-- begin PROVIDED DATA --
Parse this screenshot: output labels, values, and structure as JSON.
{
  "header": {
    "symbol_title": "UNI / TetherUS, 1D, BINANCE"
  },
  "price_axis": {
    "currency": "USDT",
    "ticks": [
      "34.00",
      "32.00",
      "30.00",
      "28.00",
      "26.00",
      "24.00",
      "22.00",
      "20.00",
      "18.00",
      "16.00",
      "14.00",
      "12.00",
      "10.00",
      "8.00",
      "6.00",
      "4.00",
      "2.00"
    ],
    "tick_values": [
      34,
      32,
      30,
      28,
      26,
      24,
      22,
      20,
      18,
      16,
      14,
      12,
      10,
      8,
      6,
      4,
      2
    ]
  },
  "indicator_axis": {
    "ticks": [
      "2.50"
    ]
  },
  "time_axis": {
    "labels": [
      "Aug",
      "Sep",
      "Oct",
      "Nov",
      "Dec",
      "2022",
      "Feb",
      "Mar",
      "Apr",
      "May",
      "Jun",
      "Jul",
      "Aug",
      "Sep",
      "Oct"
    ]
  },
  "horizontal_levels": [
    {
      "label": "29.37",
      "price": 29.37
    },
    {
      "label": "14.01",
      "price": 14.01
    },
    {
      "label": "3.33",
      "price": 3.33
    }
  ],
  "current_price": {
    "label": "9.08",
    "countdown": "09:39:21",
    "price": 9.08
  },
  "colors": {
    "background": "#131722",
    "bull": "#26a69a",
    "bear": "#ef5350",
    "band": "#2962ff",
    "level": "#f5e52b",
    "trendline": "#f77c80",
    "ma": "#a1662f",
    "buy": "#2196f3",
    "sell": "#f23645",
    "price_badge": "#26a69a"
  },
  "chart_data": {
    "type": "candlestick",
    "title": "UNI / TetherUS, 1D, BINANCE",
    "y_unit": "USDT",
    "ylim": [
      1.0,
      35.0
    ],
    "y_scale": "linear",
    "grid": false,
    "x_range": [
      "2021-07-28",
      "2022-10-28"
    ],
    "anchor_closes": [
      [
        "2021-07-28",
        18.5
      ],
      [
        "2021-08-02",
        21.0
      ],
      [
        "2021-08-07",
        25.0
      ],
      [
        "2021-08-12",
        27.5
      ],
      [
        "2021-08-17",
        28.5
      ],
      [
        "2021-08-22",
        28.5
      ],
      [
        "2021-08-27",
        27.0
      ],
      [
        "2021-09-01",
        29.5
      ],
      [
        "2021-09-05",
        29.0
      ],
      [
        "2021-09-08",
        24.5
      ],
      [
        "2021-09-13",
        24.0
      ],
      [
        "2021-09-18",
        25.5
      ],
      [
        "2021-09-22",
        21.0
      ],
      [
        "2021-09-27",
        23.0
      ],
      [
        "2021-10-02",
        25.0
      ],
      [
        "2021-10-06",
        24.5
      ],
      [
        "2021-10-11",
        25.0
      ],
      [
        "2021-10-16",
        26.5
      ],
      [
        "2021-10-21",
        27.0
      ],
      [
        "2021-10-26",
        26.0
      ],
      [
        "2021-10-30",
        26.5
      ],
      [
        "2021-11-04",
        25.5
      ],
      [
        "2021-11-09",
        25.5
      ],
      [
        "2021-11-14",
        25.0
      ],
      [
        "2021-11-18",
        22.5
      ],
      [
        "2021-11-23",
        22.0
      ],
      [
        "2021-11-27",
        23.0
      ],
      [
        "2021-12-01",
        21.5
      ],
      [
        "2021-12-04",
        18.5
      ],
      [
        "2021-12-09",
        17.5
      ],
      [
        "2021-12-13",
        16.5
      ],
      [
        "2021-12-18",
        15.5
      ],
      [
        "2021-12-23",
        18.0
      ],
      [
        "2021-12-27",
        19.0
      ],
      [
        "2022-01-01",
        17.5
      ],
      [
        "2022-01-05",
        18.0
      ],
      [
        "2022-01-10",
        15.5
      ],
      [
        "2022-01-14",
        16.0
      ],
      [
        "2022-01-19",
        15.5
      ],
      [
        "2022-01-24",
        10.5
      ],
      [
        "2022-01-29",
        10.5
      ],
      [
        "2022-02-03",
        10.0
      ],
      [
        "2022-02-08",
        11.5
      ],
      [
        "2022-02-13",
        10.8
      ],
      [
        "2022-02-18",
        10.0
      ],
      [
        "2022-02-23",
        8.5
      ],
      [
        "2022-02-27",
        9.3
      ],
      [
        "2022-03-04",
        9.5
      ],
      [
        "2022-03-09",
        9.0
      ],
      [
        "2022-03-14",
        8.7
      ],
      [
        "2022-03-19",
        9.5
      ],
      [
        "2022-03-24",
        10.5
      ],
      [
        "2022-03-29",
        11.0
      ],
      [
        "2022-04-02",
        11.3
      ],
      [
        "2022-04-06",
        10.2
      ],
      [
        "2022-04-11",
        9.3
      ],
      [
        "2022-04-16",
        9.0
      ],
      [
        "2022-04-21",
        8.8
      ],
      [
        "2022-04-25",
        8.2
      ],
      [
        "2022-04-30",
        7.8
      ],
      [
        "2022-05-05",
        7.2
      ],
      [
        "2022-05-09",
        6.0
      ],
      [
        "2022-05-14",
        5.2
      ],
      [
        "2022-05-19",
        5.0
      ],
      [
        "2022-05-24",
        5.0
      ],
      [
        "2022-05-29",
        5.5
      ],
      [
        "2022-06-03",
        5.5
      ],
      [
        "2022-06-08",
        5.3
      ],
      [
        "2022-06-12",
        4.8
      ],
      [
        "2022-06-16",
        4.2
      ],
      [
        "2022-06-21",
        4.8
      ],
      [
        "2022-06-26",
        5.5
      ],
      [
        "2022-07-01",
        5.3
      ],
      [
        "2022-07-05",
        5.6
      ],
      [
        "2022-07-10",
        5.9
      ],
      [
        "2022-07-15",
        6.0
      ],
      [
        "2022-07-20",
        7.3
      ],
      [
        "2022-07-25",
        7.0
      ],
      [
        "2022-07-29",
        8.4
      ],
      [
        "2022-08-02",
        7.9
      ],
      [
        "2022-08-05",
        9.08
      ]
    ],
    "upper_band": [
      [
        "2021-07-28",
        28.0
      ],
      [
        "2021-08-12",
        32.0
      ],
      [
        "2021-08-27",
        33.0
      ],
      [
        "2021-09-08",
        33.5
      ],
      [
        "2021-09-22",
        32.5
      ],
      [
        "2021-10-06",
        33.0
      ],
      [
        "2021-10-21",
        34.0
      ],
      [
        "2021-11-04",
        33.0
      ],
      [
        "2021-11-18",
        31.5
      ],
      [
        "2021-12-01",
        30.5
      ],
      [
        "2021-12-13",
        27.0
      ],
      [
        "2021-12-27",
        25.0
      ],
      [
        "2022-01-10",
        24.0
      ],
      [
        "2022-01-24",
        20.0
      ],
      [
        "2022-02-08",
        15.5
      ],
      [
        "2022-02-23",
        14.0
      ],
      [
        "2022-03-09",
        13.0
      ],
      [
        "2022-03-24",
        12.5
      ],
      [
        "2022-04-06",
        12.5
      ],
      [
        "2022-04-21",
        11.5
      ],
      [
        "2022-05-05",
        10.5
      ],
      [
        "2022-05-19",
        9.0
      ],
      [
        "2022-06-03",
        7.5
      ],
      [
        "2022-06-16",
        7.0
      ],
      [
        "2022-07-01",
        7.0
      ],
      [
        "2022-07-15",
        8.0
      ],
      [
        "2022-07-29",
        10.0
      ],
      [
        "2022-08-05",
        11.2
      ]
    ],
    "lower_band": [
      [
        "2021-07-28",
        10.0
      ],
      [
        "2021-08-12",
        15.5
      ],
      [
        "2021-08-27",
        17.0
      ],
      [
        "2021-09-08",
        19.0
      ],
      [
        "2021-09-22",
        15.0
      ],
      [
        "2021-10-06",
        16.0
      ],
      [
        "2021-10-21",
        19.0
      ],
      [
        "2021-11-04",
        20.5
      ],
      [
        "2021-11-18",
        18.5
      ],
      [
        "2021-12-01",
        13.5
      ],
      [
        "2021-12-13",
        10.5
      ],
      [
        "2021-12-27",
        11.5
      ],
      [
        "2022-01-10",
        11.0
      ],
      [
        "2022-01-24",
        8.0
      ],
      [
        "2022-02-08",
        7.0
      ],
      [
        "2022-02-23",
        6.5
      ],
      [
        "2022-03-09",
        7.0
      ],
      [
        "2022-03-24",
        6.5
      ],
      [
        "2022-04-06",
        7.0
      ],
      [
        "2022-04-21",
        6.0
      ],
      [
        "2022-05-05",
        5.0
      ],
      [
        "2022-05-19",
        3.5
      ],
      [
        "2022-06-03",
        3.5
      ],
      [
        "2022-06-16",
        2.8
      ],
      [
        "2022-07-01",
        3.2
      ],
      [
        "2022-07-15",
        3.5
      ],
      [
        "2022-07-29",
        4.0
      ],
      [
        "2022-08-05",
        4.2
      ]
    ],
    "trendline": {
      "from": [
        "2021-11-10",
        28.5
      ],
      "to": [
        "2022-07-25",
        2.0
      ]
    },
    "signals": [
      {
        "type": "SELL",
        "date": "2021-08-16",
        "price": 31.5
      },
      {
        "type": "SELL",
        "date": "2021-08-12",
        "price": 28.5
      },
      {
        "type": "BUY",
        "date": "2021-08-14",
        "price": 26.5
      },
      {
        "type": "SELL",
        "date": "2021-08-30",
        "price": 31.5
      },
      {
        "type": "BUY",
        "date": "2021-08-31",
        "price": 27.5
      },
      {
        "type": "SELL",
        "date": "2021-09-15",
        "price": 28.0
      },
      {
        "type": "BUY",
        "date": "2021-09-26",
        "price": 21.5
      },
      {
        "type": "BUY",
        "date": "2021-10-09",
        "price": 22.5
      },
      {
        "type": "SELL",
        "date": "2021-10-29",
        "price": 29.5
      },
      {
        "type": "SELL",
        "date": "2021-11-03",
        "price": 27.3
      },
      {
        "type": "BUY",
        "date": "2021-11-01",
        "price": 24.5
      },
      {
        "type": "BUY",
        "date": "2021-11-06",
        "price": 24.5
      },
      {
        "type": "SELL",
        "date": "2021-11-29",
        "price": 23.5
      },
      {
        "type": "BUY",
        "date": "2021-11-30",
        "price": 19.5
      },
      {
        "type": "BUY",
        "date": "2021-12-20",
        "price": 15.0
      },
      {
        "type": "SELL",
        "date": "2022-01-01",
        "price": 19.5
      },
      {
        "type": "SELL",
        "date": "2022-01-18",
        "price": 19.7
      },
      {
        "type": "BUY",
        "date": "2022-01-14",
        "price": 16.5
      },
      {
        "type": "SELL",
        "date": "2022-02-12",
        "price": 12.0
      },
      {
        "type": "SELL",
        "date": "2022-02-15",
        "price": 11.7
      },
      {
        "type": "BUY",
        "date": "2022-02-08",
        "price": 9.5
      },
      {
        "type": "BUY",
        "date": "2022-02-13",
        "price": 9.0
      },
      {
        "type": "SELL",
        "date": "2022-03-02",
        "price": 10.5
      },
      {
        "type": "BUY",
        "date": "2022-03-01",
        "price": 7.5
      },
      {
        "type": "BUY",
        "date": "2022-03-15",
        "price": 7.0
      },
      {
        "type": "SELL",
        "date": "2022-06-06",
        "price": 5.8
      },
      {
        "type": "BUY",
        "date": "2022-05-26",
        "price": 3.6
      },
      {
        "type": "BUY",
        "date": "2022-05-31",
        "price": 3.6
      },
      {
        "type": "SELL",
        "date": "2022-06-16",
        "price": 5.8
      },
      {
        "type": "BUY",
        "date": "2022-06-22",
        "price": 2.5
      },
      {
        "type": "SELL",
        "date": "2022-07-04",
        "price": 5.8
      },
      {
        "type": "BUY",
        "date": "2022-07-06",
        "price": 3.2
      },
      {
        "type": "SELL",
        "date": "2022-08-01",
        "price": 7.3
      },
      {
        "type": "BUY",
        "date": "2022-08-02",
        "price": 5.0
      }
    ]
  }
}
-- end PROVIDED DATA --
* [SET TASK]
In the data above, count the lines where the word "TetherUS" appears; reply with the number only.

* [RESPONSE FOR THIS EXERCISE]
2